### Problem description
Return each entry exactly, omitting nothing.

-- -- --

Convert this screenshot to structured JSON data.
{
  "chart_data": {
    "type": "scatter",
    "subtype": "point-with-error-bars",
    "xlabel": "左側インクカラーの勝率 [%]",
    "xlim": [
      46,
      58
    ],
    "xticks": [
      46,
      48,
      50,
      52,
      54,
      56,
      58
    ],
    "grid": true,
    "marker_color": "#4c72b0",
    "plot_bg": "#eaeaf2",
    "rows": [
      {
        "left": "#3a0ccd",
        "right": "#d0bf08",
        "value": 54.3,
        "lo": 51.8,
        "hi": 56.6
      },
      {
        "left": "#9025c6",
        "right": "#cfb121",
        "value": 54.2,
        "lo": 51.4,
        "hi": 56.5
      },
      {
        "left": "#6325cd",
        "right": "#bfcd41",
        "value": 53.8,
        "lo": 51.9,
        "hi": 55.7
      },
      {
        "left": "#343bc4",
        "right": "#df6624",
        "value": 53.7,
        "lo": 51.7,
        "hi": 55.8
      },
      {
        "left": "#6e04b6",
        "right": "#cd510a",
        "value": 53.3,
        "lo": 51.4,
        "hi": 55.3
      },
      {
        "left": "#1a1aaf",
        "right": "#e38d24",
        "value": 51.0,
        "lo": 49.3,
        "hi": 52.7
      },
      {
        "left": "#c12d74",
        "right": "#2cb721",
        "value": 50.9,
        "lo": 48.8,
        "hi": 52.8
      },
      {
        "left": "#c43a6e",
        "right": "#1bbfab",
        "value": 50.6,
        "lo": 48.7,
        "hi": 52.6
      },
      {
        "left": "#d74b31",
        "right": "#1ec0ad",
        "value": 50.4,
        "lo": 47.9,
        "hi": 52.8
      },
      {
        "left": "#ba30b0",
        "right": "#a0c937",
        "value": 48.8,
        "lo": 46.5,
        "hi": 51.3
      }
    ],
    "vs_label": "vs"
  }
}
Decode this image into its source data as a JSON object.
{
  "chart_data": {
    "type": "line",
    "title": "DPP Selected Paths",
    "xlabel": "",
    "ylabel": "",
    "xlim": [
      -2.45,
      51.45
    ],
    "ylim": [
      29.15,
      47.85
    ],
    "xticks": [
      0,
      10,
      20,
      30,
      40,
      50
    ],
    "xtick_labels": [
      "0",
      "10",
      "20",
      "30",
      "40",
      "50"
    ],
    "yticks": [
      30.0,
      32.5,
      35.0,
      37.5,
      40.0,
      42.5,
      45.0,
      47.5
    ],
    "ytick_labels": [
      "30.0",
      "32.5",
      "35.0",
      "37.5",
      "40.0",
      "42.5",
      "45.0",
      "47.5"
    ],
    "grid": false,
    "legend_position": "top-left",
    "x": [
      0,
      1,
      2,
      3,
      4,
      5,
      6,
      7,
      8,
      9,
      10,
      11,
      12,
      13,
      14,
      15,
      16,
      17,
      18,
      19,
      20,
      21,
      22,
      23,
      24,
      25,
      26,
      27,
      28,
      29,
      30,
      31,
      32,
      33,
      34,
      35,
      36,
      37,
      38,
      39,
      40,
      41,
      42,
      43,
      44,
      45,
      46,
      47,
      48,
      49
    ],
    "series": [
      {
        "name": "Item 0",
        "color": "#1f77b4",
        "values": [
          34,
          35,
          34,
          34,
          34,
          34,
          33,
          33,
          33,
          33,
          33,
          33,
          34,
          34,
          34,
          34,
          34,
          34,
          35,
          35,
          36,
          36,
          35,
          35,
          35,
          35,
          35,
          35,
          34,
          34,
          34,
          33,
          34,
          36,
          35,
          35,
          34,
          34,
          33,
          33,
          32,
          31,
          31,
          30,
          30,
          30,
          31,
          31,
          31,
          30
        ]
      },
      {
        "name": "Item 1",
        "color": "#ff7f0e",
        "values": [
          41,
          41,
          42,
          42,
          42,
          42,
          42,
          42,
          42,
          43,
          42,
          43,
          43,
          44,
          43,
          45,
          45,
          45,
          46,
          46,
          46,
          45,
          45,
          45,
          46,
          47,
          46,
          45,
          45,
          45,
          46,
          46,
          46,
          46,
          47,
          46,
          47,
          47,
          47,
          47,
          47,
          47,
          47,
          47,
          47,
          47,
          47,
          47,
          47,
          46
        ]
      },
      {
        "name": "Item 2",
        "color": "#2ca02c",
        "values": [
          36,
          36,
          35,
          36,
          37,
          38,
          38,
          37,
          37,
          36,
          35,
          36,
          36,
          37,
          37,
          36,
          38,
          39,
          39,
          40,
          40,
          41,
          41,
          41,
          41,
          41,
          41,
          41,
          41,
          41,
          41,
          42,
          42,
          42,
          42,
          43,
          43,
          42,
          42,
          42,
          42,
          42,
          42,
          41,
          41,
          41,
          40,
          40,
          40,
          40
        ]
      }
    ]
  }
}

-- -- --

### Written answer
Convert this screenshot to structured JSON data.
{
  "chart_data": {
    "type": "scatter",
    "subtype": "point-with-error-bars",
    "xlabel": "左側インクカラーの勝率 [%]",
    "xlim": [
      46,
      58
    ],
    "xticks": [
      46,
      48,
      50,
      52,
      54,
      56,
      58
    ],
    "grid": true,
    "marker_color": "#4c72b0",
    "plot_bg": "#eaeaf2",
    "rows": [
      {
        "left": "#3a0ccd",
        "right": "#d0bf08",
        "value": 54.3,
        "lo": 51.8,
        "hi": 56.6
      },
      {
        "left": "#9025c6",
        "right": "#cfb121",
        "value": 54.2,
        "lo": 51.4,
        "hi": 56.5
      },
      {
        "left": "#6325cd",
        "right": "#bfcd41",
        "value": 53.8,
        "lo": 51.9,
        "hi": 55.7
      },
      {
        "left": "#343bc4",
        "right": "#df6624",
        "value": 53.7,
        "lo": 51.7,
        "hi": 55.8
      },
      {
        "left": "#6e04b6",
        "right": "#cd510a",
        "value": 53.3,
        "lo": 51.4,
        "hi": 55.3
      },
      {
        "left": "#1a1aaf",
        "right": "#e38d24",
        "value": 51.0,
        "lo": 49.3,
        "hi": 52.7
      },
      {
        "left": "#c12d74",
        "right": "#2cb721",
        "value": 50.9,
        "lo": 48.8,
        "hi": 52.8
      },
      {
        "left": "#c43a6e",
        "right": "#1bbfab",
        "value": 50.6,
        "lo": 48.7,
        "hi": 52.6
      },
      {
        "left": "#d74b31",
        "right": "#1ec0ad",
        "value": 50.4,
        "lo": 47.9,
        "hi": 52.8
      },
      {
        "left": "#ba30b0",
        "right": "#a0c937",
        "value": 48.8,
        "lo": 46.5,
        "hi": 51.3
      }
    ],
    "vs_label": "vs"
  }
}
Decode this image into its source data as a JSON object.
{
  "chart_data": {
    "type": "line",
    "title": "DPP Selected Paths",
    "xlabel": "",
    "ylabel": "",
    "xlim": [
      -2.45,
      51.45
    ],
    "ylim": [
      29.15,
      47.85
    ],
    "xticks": [
      0,
      10,
      20,
      30,
      40,
      50
    ],
    "xtick_labels": [
      "0",
      "10",
      "20",
      "30",
      "40",
      "50"
    ],
    "yticks": [
      30.0,
      32.5,
      35.0,
      37.5,
      40.0,
      42.5,
      45.0,
      47.5
    ],
    "ytick_labels": [
      "30.0",
      "32.5",
      "35.0",
      "37.5",
      "40.0",
      "42.5",
      "45.0",
      "47.5"
    ],
    "grid": false,
    "legend_position": "top-left",
    "x": [
      0,
      1,
      2,
      3,
      4,
      5,
      6,
      7,
      8,
      9,
      10,
      11,
      12,
      13,
      14,
      15,
      16,
      17,
      18,
      19,
      20,
      21,
      22,
      23,
      24,
      25,
      26,
      27,
      28,
      29,
      30,
      31,
      32,
      33,
      34,
      35,
      36,
      37,
      38,
      39,
      40,
      41,
      42,
      43,
      44,
      45,
      46,
      47,
      48,
      49
    ],
    "series": [
      {
        "name": "Item 0",
        "color": "#1f77b4",
        "values": [
          34,
          35,
          34,
          34,
          34,
          34,
          33,
          33,
          33,
          33,
          33,
          33,
          34,
          34,
          34,
          34,
          34,
          34,
          35,
          35,
          36,
          36,
          35,
          35,
          35,
          35,
          35,
          35,
          34,
          34,
          34,
          33,
          34,
          36,
          35,
          35,
          34,
          34,
          33,
          33,
          32,
          31,
          31,
          30,
          30,
          30,
          31,
          31,
          31,
          30
        ]
      },
      {
        "name": "Item 1",
        "color": "#ff7f0e",
        "values": [
          41,
          41,
          42,
          42,
          42,
          42,
          42,
          42,
          42,
          43,
          42,
          43,
          43,
          44,
          43,
          45,
          45,
          45,
          46,
          46,
          46,
          45,
          45,
          45,
          46,
          47,
          46,
          45,
          45,
          45,
          46,
          46,
          46,
          46,
          47,
          46,
          47,
          47,
          47,
          47,
          47,
          47,
          47,
          47,
          47,
          47,
          47,
          47,
          47,
          46
        ]
      },
      {
        "name": "Item 2",
        "color": "#2ca02c",
        "values": [
          36,
          36,
          35,
          36,
          37,
          38,
          38,
          37,
          37,
          36,
          35,
          36,
          36,
          37,
          37,
          36,
          38,
          39,
          39,
          40,
          40,
          41,
          41,
          41,
          41,
          41,
          41,
          41,
          41,
          41,
          41,
          42,
          42,
          42,
          42,
          43,
          43,
          42,
          42,
          42,
          42,
          42,
          42,
          41,
          41,
          41,
          40,
          40,
          40,
          40
        ]
      }
    ]
  }
}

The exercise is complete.